# Your goal:
Copy all of the material below exactly.

# Input data:
=======
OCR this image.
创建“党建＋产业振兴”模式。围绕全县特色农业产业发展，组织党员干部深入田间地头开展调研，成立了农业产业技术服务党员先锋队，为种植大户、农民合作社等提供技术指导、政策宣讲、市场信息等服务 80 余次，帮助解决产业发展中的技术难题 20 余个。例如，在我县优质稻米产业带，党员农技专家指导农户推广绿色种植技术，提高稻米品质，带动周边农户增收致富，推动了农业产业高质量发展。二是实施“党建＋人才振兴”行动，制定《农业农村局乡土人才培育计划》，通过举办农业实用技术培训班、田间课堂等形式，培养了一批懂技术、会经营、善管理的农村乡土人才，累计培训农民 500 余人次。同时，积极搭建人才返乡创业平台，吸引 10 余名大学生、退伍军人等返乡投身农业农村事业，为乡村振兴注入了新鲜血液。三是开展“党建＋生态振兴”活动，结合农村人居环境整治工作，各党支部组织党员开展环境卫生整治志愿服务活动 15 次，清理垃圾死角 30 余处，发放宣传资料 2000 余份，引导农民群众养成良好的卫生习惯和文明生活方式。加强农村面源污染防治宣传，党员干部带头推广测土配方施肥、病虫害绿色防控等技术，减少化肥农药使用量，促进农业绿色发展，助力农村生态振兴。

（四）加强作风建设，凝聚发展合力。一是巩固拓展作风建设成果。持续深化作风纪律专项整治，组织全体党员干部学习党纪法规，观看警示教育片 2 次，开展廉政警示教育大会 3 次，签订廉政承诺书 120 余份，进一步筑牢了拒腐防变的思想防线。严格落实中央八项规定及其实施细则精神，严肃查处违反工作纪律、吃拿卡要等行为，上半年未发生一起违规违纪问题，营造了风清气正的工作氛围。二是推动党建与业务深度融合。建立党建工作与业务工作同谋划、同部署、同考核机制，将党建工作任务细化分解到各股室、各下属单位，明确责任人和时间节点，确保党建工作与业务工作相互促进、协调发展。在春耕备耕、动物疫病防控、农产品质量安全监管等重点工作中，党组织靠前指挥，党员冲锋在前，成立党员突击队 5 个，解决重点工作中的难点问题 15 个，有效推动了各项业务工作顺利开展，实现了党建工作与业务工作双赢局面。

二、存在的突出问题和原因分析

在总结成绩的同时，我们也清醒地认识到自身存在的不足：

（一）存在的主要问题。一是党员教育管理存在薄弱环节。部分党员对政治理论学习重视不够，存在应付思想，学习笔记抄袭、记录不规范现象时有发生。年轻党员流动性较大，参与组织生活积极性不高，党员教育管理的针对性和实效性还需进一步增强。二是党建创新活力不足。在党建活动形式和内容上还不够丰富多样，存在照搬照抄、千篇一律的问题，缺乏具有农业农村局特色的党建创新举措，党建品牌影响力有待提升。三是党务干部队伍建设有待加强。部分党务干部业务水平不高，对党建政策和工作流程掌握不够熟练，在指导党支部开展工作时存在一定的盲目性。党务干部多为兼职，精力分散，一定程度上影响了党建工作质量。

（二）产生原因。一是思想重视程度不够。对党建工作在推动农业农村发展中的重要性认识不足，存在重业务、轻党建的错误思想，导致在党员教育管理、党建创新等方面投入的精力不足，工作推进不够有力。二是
=======
# Answer:
OCR this image.
创建“党建＋产业振兴”模式。围绕全县特色农业产业发展，组织党员干部深入田间地头开展调研，成立了农业产业技术服务党员先锋队，为种植大户、农民合作社等提供技术指导、政策宣讲、市场信息等服务 80 余次，帮助解决产业发展中的技术难题 20 余个。例如，在我县优质稻米产业带，党员农技专家指导农户推广绿色种植技术，提高稻米品质，带动周边农户增收致富，推动了农业产业高质量发展。二是实施“党建＋人才振兴”行动，制定《农业农村局乡土人才培育计划》，通过举办农业实用技术培训班、田间课堂等形式，培养了一批懂技术、会经营、善管理的农村乡土人才，累计培训农民 500 余人次。同时，积极搭建人才返乡创业平台，吸引 10 余名大学生、退伍军人等返乡投身农业农村事业，为乡村振兴注入了新鲜血液。三是开展“党建＋生态振兴”活动，结合农村人居环境整治工作，各党支部组织党员开展环境卫生整治志愿服务活动 15 次，清理垃圾死角 30 余处，发放宣传资料 2000 余份，引导农民群众养成良好的卫生习惯和文明生活方式。加强农村面源污染防治宣传，党员干部带头推广测土配方施肥、病虫害绿色防控等技术，减少化肥农药使用量，促进农业绿色发展，助力农村生态振兴。

（四）加强作风建设，凝聚发展合力。一是巩固拓展作风建设成果。持续深化作风纪律专项整治，组织全体党员干部学习党纪法规，观看警示教育片 2 次，开展廉政警示教育大会 3 次，签订廉政承诺书 120 余份，进一步筑牢了拒腐防变的思想防线。严格落实中央八项规定及其实施细则精神，严肃查处违反工作纪律、吃拿卡要等行为，上半年未发生一起违规违纪问题，营造了风清气正的工作氛围。二是推动党建与业务深度融合。建立党建工作与业务工作同谋划、同部署、同考核机制，将党建工作任务细化分解到各股室、各下属单位，明确责任人和时间节点，确保党建工作与业务工作相互促进、协调发展。在春耕备耕、动物疫病防控、农产品质量安全监管等重点工作中，党组织靠前指挥，党员冲锋在前，成立党员突击队 5 个，解决重点工作中的难点问题 15 个，有效推动了各项业务工作顺利开展，实现了党建工作与业务工作双赢局面。

二、存在的突出问题和原因分析

在总结成绩的同时，我们也清醒地认识到自身存在的不足：

（一）存在的主要问题。一是党员教育管理存在薄弱环节。部分党员对政治理论学习重视不够，存在应付思想，学习笔记抄袭、记录不规范现象时有发生。年轻党员流动性较大，参与组织生活积极性不高，党员教育管理的针对性和实效性还需进一步增强。二是党建创新活力不足。在党建活动形式和内容上还不够丰富多样，存在照搬照抄、千篇一律的问题，缺乏具有农业农村局特色的党建创新举措，党建品牌影响力有待提升。三是党务干部队伍建设有待加强。部分党务干部业务水平不高，对党建政策和工作流程掌握不够熟练，在指导党支部开展工作时存在一定的盲目性。党务干部多为兼职，精力分散，一定程度上影响了党建工作质量。

（二）产生原因。一是思想重视程度不够。对党建工作在推动农业农村发展中的重要性认识不足，存在重业务、轻党建的错误思想，导致在党员教育管理、党建创新等方面投入的精力不足，工作推进不够有力。二是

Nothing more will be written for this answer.